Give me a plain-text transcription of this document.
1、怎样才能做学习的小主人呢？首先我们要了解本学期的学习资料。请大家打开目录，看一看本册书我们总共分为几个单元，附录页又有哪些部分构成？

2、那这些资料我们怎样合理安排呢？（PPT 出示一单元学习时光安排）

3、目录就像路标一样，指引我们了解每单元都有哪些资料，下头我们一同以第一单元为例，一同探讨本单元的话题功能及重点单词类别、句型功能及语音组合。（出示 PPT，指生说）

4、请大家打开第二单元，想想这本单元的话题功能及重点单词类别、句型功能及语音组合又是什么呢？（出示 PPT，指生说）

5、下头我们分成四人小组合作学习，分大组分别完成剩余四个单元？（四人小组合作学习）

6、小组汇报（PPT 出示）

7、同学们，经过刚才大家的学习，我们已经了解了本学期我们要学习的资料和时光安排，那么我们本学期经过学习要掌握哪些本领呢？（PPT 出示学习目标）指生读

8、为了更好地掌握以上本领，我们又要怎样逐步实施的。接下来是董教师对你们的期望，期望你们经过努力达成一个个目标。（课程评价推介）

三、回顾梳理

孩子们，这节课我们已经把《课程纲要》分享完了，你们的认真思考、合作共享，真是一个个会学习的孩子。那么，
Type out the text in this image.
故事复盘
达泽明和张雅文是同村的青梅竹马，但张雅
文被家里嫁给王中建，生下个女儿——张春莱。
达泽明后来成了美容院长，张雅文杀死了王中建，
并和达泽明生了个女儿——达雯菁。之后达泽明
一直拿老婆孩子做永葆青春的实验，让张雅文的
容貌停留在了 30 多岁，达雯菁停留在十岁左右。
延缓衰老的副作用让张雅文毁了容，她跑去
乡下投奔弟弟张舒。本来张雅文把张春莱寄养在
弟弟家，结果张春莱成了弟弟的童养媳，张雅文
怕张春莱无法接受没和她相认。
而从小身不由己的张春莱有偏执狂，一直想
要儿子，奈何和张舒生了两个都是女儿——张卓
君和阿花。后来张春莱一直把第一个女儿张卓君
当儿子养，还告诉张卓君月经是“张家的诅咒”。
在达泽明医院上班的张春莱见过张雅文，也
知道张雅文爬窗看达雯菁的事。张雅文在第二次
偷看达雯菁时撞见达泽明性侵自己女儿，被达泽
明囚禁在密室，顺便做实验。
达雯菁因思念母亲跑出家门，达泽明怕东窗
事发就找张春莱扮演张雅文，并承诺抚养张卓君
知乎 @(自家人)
########################################
Do this
Write out every record, exactly as written.

Complete answer
Give me a plain-text transcription of this document.
1、怎样才能做学习的小主人呢？首先我们要了解本学期的学习资料。请大家打开目录，看一看本册书我们总共分为几个单元，附录页又有哪些部分构成？

2、那这些资料我们怎样合理安排呢？（PPT 出示一单元学习时光安排）

3、目录就像路标一样，指引我们了解每单元都有哪些资料，下头我们一同以第一单元为例，一同探讨本单元的话题功能及重点单词类别、句型功能及语音组合。（出示 PPT，指生说）

4、请大家打开第二单元，想想这本单元的话题功能及重点单词类别、句型功能及语音组合又是什么呢？（出示 PPT，指生说）

5、下头我们分成四人小组合作学习，分大组分别完成剩余四个单元？（四人小组合作学习）

6、小组汇报（PPT 出示）

7、同学们，经过刚才大家的学习，我们已经了解了本学期我们要学习的资料和时光安排，那么我们本学期经过学习要掌握哪些本领呢？（PPT 出示学习目标）指生读

8、为了更好地掌握以上本领，我们又要怎样逐步实施的。接下来是董教师对你们的期望，期望你们经过努力达成一个个目标。（课程评价推介）

三、回顾梳理

孩子们，这节课我们已经把《课程纲要》分享完了，你们的认真思考、合作共享，真是一个个会学习的孩子。那么，
Type out the text in this image.
故事复盘
达泽明和张雅文是同村的青梅竹马，但张雅
文被家里嫁给王中建，生下个女儿——张春莱。
达泽明后来成了美容院长，张雅文杀死了王中建，
并和达泽明生了个女儿——达雯菁。之后达泽明
一直拿老婆孩子做永葆青春的实验，让张雅文的
容貌停留在了 30 多岁，达雯菁停留在十岁左右。
延缓衰老的副作用让张雅文毁了容，她跑去
乡下投奔弟弟张舒。本来张雅文把张春莱寄养在
弟弟家，结果张春莱成了弟弟的童养媳，张雅文
怕张春莱无法接受没和她相认。
而从小身不由己的张春莱有偏执狂，一直想
要儿子，奈何和张舒生了两个都是女儿——张卓
君和阿花。后来张春莱一直把第一个女儿张卓君
当儿子养，还告诉张卓君月经是“张家的诅咒”。
在达泽明医院上班的张春莱见过张雅文，也
知道张雅文爬窗看达雯菁的事。张雅文在第二次
偷看达雯菁时撞见达泽明性侵自己女儿，被达泽
明囚禁在密室，顺便做实验。
达雯菁因思念母亲跑出家门，达泽明怕东窗
事发就找张春莱扮演张雅文，并承诺抚养张卓君
知乎 @(自家人)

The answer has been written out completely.